- Your task -
Filter for the word "games" and keep each matching line.

+++ Dataset entries +++

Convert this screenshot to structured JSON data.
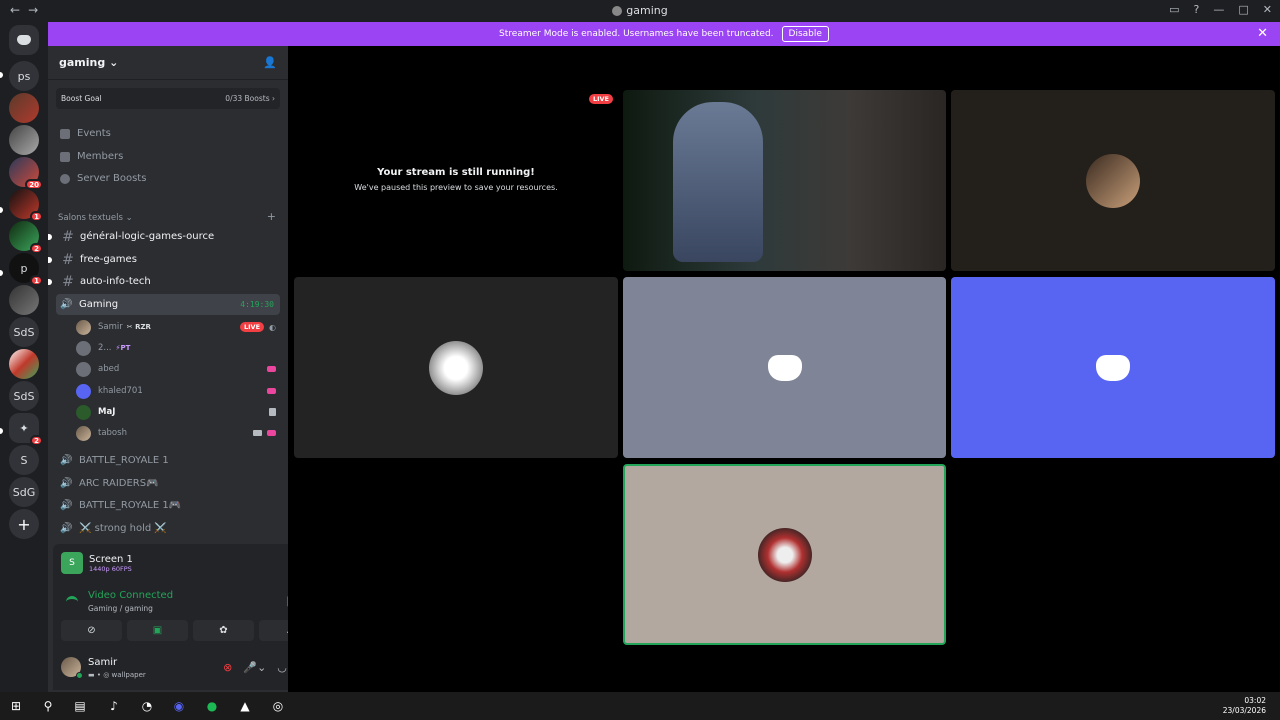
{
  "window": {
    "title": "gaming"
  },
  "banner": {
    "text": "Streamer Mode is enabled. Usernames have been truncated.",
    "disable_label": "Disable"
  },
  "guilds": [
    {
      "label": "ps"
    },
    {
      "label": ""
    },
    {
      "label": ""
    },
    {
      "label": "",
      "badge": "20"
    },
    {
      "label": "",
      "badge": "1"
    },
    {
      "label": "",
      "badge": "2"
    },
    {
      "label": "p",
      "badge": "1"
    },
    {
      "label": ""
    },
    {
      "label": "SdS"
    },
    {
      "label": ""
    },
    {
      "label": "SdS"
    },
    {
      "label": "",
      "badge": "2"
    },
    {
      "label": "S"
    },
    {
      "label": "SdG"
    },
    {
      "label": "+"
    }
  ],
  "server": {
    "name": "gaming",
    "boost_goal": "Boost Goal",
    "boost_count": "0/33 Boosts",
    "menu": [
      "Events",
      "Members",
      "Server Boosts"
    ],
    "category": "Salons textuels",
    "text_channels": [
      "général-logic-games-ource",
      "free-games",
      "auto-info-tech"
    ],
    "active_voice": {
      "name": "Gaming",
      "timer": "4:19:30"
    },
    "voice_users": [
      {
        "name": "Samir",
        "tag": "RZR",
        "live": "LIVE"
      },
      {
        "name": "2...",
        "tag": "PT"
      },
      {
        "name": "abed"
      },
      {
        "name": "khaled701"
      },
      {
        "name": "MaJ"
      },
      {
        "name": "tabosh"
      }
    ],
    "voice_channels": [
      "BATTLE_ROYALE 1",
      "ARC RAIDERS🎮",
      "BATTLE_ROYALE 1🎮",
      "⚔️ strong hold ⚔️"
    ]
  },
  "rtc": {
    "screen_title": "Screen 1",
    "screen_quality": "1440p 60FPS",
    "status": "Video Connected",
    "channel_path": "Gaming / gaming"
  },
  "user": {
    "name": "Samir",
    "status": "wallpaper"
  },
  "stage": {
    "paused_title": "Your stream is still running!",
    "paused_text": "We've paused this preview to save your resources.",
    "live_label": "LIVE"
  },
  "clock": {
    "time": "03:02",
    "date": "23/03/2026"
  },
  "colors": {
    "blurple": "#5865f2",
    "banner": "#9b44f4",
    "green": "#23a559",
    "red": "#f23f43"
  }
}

+++

- Solution below -
      "général-logic-games-ource",
      "free-games",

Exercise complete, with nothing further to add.